Input records:
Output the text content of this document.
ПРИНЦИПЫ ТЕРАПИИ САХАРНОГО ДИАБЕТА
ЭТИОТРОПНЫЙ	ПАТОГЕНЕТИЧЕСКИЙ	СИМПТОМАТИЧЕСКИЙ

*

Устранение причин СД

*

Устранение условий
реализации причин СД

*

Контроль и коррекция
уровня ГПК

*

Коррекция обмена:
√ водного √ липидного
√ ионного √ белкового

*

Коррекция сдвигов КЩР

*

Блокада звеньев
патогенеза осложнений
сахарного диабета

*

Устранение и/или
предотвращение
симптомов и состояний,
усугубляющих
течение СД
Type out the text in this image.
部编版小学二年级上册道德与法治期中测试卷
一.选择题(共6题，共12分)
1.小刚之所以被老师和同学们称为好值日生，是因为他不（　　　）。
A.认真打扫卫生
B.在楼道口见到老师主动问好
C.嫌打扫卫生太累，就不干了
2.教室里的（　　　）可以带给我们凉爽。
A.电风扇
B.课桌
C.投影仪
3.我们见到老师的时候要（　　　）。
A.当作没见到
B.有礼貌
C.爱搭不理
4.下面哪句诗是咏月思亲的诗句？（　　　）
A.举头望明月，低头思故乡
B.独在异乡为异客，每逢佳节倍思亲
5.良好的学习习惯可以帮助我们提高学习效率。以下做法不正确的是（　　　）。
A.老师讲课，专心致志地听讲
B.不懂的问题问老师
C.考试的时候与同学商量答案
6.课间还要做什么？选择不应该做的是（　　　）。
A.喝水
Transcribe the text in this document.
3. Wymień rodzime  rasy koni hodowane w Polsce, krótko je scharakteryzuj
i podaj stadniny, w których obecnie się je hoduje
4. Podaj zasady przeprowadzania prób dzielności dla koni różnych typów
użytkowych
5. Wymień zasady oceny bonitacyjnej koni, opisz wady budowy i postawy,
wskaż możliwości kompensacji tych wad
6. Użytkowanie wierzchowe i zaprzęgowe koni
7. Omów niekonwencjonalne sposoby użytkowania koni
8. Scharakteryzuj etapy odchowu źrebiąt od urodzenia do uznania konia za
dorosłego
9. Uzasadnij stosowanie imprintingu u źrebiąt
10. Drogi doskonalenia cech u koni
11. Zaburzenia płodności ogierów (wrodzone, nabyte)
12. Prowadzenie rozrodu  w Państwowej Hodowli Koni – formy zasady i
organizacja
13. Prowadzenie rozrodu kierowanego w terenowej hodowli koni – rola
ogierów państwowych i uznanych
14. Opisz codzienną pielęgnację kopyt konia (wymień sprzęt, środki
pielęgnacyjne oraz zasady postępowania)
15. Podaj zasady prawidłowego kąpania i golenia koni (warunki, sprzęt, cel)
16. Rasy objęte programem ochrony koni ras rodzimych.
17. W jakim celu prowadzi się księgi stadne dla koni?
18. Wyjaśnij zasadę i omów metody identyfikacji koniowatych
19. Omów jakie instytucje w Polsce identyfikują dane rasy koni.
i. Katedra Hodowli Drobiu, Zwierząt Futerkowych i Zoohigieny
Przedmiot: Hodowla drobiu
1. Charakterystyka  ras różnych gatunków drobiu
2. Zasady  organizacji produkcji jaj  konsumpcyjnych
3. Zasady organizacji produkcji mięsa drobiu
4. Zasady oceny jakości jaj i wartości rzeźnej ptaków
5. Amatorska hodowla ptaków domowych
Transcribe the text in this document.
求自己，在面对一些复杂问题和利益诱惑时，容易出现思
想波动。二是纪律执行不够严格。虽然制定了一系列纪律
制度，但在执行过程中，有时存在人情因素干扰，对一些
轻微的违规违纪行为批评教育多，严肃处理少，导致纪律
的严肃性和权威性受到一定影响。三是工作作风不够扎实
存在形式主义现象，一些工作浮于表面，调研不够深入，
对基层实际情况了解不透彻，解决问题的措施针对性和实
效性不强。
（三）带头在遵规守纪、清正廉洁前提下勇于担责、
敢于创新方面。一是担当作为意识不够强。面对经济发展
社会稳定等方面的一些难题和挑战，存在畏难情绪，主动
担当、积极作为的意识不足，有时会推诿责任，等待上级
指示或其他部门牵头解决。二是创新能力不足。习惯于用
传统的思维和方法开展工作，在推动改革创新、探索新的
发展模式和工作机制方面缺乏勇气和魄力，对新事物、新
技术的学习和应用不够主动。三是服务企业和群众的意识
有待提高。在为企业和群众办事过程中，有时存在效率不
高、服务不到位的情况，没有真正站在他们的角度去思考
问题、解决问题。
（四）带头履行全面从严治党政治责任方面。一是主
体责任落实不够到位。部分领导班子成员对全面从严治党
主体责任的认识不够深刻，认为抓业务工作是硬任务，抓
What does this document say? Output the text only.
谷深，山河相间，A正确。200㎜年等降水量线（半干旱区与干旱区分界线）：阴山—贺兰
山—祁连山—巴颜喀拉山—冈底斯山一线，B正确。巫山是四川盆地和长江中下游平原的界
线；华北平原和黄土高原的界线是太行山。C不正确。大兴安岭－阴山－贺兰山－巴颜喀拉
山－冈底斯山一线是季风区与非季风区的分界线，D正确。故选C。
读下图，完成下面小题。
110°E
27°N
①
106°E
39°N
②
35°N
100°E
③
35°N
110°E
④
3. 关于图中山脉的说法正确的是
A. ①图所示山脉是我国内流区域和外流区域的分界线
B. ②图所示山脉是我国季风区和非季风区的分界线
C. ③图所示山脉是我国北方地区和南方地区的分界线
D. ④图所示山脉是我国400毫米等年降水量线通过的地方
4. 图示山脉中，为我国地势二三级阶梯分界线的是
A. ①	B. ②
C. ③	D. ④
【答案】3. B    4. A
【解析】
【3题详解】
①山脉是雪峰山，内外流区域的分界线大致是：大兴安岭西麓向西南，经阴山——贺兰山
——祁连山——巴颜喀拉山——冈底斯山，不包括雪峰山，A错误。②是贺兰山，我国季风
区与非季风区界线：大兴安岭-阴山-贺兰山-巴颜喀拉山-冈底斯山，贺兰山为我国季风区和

Job: From the listing above, extract all records word for word.

Correct result:
Output the text content of this document.
ПРИНЦИПЫ ТЕРАПИИ САХАРНОГО ДИАБЕТА
ЭТИОТРОПНЫЙ	ПАТОГЕНЕТИЧЕСКИЙ	СИМПТОМАТИЧЕСКИЙ

*

Устранение причин СД

*

Устранение условий
реализации причин СД

*

Контроль и коррекция
уровня ГПК

*

Коррекция обмена:
√ водного √ липидного
√ ионного √ белкового

*

Коррекция сдвигов КЩР

*

Блокада звеньев
патогенеза осложнений
сахарного диабета

*

Устранение и/или
предотвращение
симптомов и состояний,
усугубляющих
течение СД
Type out the text in this image.
部编版小学二年级上册道德与法治期中测试卷
一.选择题(共6题，共12分)
1.小刚之所以被老师和同学们称为好值日生，是因为他不（　　　）。
A.认真打扫卫生
B.在楼道口见到老师主动问好
C.嫌打扫卫生太累，就不干了
2.教室里的（　　　）可以带给我们凉爽。
A.电风扇
B.课桌
C.投影仪
3.我们见到老师的时候要（　　　）。
A.当作没见到
B.有礼貌
C.爱搭不理
4.下面哪句诗是咏月思亲的诗句？（　　　）
A.举头望明月，低头思故乡
B.独在异乡为异客，每逢佳节倍思亲
5.良好的学习习惯可以帮助我们提高学习效率。以下做法不正确的是（　　　）。
A.老师讲课，专心致志地听讲
B.不懂的问题问老师
C.考试的时候与同学商量答案
6.课间还要做什么？选择不应该做的是（　　　）。
A.喝水
Transcribe the text in this document.
3. Wymień rodzime  rasy koni hodowane w Polsce, krótko je scharakteryzuj
i podaj stadniny, w których obecnie się je hoduje
4. Podaj zasady przeprowadzania prób dzielności dla koni różnych typów
użytkowych
5. Wymień zasady oceny bonitacyjnej koni, opisz wady budowy i postawy,
wskaż możliwości kompensacji tych wad
6. Użytkowanie wierzchowe i zaprzęgowe koni
7. Omów niekonwencjonalne sposoby użytkowania koni
8. Scharakteryzuj etapy odchowu źrebiąt od urodzenia do uznania konia za
dorosłego
9. Uzasadnij stosowanie imprintingu u źrebiąt
10. Drogi doskonalenia cech u koni
11. Zaburzenia płodności ogierów (wrodzone, nabyte)
12. Prowadzenie rozrodu  w Państwowej Hodowli Koni – formy zasady i
organizacja
13. Prowadzenie rozrodu kierowanego w terenowej hodowli koni – rola
ogierów państwowych i uznanych
14. Opisz codzienną pielęgnację kopyt konia (wymień sprzęt, środki
pielęgnacyjne oraz zasady postępowania)
15. Podaj zasady prawidłowego kąpania i golenia koni (warunki, sprzęt, cel)
16. Rasy objęte programem ochrony koni ras rodzimych.
17. W jakim celu prowadzi się księgi stadne dla koni?
18. Wyjaśnij zasadę i omów metody identyfikacji koniowatych
19. Omów jakie instytucje w Polsce identyfikują dane rasy koni.
i. Katedra Hodowli Drobiu, Zwierząt Futerkowych i Zoohigieny
Przedmiot: Hodowla drobiu
1. Charakterystyka  ras różnych gatunków drobiu
2. Zasady  organizacji produkcji jaj  konsumpcyjnych
3. Zasady organizacji produkcji mięsa drobiu
4. Zasady oceny jakości jaj i wartości rzeźnej ptaków
5. Amatorska hodowla ptaków domowych
Transcribe the text in this document.
求自己，在面对一些复杂问题和利益诱惑时，容易出现思
想波动。二是纪律执行不够严格。虽然制定了一系列纪律
制度，但在执行过程中，有时存在人情因素干扰，对一些
轻微的违规违纪行为批评教育多，严肃处理少，导致纪律
的严肃性和权威性受到一定影响。三是工作作风不够扎实
存在形式主义现象，一些工作浮于表面，调研不够深入，
对基层实际情况了解不透彻，解决问题的措施针对性和实
效性不强。
（三）带头在遵规守纪、清正廉洁前提下勇于担责、
敢于创新方面。一是担当作为意识不够强。面对经济发展
社会稳定等方面的一些难题和挑战，存在畏难情绪，主动
担当、积极作为的意识不足，有时会推诿责任，等待上级
指示或其他部门牵头解决。二是创新能力不足。习惯于用
传统的思维和方法开展工作，在推动改革创新、探索新的
发展模式和工作机制方面缺乏勇气和魄力，对新事物、新
技术的学习和应用不够主动。三是服务企业和群众的意识
有待提高。在为企业和群众办事过程中，有时存在效率不
高、服务不到位的情况，没有真正站在他们的角度去思考
问题、解决问题。
（四）带头履行全面从严治党政治责任方面。一是主
体责任落实不够到位。部分领导班子成员对全面从严治党
主体责任的认识不够深刻，认为抓业务工作是硬任务，抓
What does this document say? Output the text only.
谷深，山河相间，A正确。200㎜年等降水量线（半干旱区与干旱区分界线）：阴山—贺兰
山—祁连山—巴颜喀拉山—冈底斯山一线，B正确。巫山是四川盆地和长江中下游平原的界
线；华北平原和黄土高原的界线是太行山。C不正确。大兴安岭－阴山－贺兰山－巴颜喀拉
山－冈底斯山一线是季风区与非季风区的分界线，D正确。故选C。
读下图，完成下面小题。
110°E
27°N
①
106°E
39°N
②
35°N
100°E
③
35°N
110°E
④
3. 关于图中山脉的说法正确的是
A. ①图所示山脉是我国内流区域和外流区域的分界线
B. ②图所示山脉是我国季风区和非季风区的分界线
C. ③图所示山脉是我国北方地区和南方地区的分界线
D. ④图所示山脉是我国400毫米等年降水量线通过的地方
4. 图示山脉中，为我国地势二三级阶梯分界线的是
A. ①	B. ②
C. ③	D. ④
【答案】3. B    4. A
【解析】
【3题详解】
①山脉是雪峰山，内外流区域的分界线大致是：大兴安岭西麓向西南，经阴山——贺兰山
——祁连山——巴颜喀拉山——冈底斯山，不包括雪峰山，A错误。②是贺兰山，我国季风
区与非季风区界线：大兴安岭-阴山-贺兰山-巴颜喀拉山-冈底斯山，贺兰山为我国季风区和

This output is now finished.